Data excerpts

## BEGIN

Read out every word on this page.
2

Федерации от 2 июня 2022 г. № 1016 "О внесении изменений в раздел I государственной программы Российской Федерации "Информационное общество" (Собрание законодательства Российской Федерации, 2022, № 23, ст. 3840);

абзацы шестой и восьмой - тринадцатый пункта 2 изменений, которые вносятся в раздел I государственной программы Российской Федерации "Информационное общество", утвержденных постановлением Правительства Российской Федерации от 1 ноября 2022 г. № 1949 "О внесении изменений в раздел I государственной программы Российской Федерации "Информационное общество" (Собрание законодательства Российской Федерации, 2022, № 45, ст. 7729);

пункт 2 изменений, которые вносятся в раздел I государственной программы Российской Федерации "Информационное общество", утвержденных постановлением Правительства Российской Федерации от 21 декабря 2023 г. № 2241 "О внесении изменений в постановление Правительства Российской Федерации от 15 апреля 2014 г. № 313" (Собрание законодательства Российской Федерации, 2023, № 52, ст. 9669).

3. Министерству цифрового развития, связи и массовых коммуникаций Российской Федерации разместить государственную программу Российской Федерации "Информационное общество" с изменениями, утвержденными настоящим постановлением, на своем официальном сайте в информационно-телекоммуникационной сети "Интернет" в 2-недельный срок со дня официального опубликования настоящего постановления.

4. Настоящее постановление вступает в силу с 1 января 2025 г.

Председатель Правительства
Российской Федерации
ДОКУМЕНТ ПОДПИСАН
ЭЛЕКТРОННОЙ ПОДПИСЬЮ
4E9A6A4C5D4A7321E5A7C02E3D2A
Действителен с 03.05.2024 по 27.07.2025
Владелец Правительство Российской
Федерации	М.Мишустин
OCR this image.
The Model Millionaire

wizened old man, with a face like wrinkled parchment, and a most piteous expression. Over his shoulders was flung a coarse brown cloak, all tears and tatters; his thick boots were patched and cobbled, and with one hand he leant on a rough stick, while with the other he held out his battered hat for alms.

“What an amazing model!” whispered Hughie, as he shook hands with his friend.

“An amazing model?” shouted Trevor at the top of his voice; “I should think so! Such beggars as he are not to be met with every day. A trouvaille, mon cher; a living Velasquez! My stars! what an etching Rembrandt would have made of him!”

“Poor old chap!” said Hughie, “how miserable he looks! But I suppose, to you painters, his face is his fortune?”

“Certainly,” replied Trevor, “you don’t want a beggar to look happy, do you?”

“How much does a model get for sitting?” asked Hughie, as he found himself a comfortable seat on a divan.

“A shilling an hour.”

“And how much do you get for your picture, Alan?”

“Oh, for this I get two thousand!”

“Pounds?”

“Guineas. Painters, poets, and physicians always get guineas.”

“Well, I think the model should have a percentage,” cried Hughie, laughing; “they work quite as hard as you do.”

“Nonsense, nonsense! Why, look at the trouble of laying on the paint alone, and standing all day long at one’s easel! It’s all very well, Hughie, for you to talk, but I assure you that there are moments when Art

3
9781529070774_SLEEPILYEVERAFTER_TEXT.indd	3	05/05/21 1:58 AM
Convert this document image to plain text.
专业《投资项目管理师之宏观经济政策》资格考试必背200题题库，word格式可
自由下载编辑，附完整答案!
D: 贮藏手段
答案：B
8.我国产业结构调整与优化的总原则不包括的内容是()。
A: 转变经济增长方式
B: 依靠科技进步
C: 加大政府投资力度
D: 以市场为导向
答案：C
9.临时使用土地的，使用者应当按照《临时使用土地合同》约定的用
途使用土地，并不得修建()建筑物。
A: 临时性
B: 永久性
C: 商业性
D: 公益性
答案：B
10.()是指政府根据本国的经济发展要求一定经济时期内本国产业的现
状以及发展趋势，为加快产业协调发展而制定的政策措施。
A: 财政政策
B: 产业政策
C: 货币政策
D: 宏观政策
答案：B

## END

**What is required**. Return every line of the material exactly.

**The answer**.
Read out every word on this page.
2

Федерации от 2 июня 2022 г. № 1016 "О внесении изменений в раздел I государственной программы Российской Федерации "Информационное общество" (Собрание законодательства Российской Федерации, 2022, № 23, ст. 3840);

абзацы шестой и восьмой - тринадцатый пункта 2 изменений, которые вносятся в раздел I государственной программы Российской Федерации "Информационное общество", утвержденных постановлением Правительства Российской Федерации от 1 ноября 2022 г. № 1949 "О внесении изменений в раздел I государственной программы Российской Федерации "Информационное общество" (Собрание законодательства Российской Федерации, 2022, № 45, ст. 7729);

пункт 2 изменений, которые вносятся в раздел I государственной программы Российской Федерации "Информационное общество", утвержденных постановлением Правительства Российской Федерации от 21 декабря 2023 г. № 2241 "О внесении изменений в постановление Правительства Российской Федерации от 15 апреля 2014 г. № 313" (Собрание законодательства Российской Федерации, 2023, № 52, ст. 9669).

3. Министерству цифрового развития, связи и массовых коммуникаций Российской Федерации разместить государственную программу Российской Федерации "Информационное общество" с изменениями, утвержденными настоящим постановлением, на своем официальном сайте в информационно-телекоммуникационной сети "Интернет" в 2-недельный срок со дня официального опубликования настоящего постановления.

4. Настоящее постановление вступает в силу с 1 января 2025 г.

Председатель Правительства
Российской Федерации
ДОКУМЕНТ ПОДПИСАН
ЭЛЕКТРОННОЙ ПОДПИСЬЮ
4E9A6A4C5D4A7321E5A7C02E3D2A
Действителен с 03.05.2024 по 27.07.2025
Владелец Правительство Российской
Федерации	М.Мишустин
OCR this image.
The Model Millionaire

wizened old man, with a face like wrinkled parchment, and a most piteous expression. Over his shoulders was flung a coarse brown cloak, all tears and tatters; his thick boots were patched and cobbled, and with one hand he leant on a rough stick, while with the other he held out his battered hat for alms.

“What an amazing model!” whispered Hughie, as he shook hands with his friend.

“An amazing model?” shouted Trevor at the top of his voice; “I should think so! Such beggars as he are not to be met with every day. A trouvaille, mon cher; a living Velasquez! My stars! what an etching Rembrandt would have made of him!”

“Poor old chap!” said Hughie, “how miserable he looks! But I suppose, to you painters, his face is his fortune?”

“Certainly,” replied Trevor, “you don’t want a beggar to look happy, do you?”

“How much does a model get for sitting?” asked Hughie, as he found himself a comfortable seat on a divan.

“A shilling an hour.”

“And how much do you get for your picture, Alan?”

“Oh, for this I get two thousand!”

“Pounds?”

“Guineas. Painters, poets, and physicians always get guineas.”

“Well, I think the model should have a percentage,” cried Hughie, laughing; “they work quite as hard as you do.”

“Nonsense, nonsense! Why, look at the trouble of laying on the paint alone, and standing all day long at one’s easel! It’s all very well, Hughie, for you to talk, but I assure you that there are moments when Art

3
9781529070774_SLEEPILYEVERAFTER_TEXT.indd	3	05/05/21 1:58 AM
Convert this document image to plain text.
专业《投资项目管理师之宏观经济政策》资格考试必背200题题库，word格式可
自由下载编辑，附完整答案!
D: 贮藏手段
答案：B
8.我国产业结构调整与优化的总原则不包括的内容是()。
A: 转变经济增长方式
B: 依靠科技进步
C: 加大政府投资力度
D: 以市场为导向
答案：C
9.临时使用土地的，使用者应当按照《临时使用土地合同》约定的用
途使用土地，并不得修建()建筑物。
A: 临时性
B: 永久性
C: 商业性
D: 公益性
答案：B
10.()是指政府根据本国的经济发展要求一定经济时期内本国产业的现
状以及发展趋势，为加快产业协调发展而制定的政策措施。
A: 财政政策
B: 产业政策
C: 货币政策
D: 宏观政策
答案：B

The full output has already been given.